Supplied entries.
——————————

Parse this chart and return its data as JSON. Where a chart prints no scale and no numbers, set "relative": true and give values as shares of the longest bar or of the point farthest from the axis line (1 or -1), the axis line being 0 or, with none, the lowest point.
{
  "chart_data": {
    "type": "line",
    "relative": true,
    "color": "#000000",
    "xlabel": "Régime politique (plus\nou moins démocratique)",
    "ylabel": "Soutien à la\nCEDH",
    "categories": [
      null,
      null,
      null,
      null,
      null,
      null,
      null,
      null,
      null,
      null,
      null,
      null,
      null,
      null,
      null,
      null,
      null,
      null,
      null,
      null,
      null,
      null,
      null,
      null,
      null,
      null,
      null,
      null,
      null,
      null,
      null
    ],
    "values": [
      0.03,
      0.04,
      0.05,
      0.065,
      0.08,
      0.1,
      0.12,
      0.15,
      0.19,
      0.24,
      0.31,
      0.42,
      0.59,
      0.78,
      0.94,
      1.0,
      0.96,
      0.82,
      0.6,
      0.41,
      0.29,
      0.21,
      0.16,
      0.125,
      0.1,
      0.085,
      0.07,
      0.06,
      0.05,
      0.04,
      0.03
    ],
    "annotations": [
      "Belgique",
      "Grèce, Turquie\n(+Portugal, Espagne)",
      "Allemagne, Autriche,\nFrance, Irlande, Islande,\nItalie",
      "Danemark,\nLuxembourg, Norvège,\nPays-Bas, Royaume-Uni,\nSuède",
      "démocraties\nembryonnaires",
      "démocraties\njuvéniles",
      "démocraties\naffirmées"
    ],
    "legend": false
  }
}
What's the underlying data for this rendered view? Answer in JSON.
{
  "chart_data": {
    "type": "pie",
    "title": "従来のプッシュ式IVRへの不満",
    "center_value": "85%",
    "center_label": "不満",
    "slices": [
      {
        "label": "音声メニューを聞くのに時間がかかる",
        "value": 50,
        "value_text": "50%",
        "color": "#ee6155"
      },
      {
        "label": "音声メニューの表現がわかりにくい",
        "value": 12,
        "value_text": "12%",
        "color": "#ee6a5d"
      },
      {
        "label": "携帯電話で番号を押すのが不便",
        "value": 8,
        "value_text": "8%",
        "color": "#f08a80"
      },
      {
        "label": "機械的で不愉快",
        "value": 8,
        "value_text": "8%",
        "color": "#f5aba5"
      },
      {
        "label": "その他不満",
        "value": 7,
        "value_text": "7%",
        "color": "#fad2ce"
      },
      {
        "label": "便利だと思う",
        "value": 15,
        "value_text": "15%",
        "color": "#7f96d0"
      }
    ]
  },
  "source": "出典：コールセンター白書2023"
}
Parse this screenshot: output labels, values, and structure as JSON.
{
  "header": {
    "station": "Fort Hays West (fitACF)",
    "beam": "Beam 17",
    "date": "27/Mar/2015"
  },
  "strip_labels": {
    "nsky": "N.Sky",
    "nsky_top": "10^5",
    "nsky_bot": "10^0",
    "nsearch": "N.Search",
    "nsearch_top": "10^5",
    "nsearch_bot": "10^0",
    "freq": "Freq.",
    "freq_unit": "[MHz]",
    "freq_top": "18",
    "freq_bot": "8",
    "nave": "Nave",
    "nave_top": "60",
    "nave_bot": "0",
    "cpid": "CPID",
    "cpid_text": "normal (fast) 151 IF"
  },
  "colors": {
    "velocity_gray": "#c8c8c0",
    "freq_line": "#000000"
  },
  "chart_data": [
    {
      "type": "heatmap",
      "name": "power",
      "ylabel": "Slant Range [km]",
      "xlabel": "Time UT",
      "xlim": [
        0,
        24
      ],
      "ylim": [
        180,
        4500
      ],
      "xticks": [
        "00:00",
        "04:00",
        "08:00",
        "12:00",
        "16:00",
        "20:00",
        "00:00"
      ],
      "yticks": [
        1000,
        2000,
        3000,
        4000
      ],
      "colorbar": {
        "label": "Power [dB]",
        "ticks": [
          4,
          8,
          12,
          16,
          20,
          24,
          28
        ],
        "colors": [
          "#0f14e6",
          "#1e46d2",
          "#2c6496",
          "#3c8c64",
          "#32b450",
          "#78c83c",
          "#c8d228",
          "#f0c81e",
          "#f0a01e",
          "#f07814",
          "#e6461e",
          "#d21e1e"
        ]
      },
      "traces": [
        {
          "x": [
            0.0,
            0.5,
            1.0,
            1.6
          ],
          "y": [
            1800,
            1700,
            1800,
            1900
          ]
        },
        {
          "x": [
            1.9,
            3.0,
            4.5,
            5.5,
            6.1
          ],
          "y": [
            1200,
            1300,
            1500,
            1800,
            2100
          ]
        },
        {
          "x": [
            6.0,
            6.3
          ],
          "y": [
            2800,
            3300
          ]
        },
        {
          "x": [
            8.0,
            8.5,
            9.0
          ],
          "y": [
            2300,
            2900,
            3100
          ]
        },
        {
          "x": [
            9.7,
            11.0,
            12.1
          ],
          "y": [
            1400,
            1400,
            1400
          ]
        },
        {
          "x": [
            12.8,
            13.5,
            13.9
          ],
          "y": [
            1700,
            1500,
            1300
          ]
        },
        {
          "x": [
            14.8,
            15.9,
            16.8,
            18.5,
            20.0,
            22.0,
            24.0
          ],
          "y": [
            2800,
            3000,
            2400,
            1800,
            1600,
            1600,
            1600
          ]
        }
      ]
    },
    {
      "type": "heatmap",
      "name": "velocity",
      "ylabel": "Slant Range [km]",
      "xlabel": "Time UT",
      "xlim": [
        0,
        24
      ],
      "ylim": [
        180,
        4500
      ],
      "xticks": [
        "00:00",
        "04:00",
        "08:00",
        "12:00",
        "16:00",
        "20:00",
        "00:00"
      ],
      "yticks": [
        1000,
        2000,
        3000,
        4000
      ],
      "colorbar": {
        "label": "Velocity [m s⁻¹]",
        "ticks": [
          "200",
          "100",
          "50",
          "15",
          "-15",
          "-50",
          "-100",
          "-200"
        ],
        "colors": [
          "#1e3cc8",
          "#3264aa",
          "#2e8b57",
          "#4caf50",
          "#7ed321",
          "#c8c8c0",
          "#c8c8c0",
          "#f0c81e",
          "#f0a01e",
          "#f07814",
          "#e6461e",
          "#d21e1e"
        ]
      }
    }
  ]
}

——————————

Exercise task. Copy every line that contains the string "this".

Answer for the task.
Parse this chart and return its data as JSON. Where a chart prints no scale and no numbers, set "relative": true and give values as shares of the longest bar or of the point farthest from the axis line (1 or -1), the axis line being 0 or, with none, the lowest point.
What's the underlying data for this rendered view? Answer in JSON.
Parse this screenshot: output labels, values, and structure as JSON.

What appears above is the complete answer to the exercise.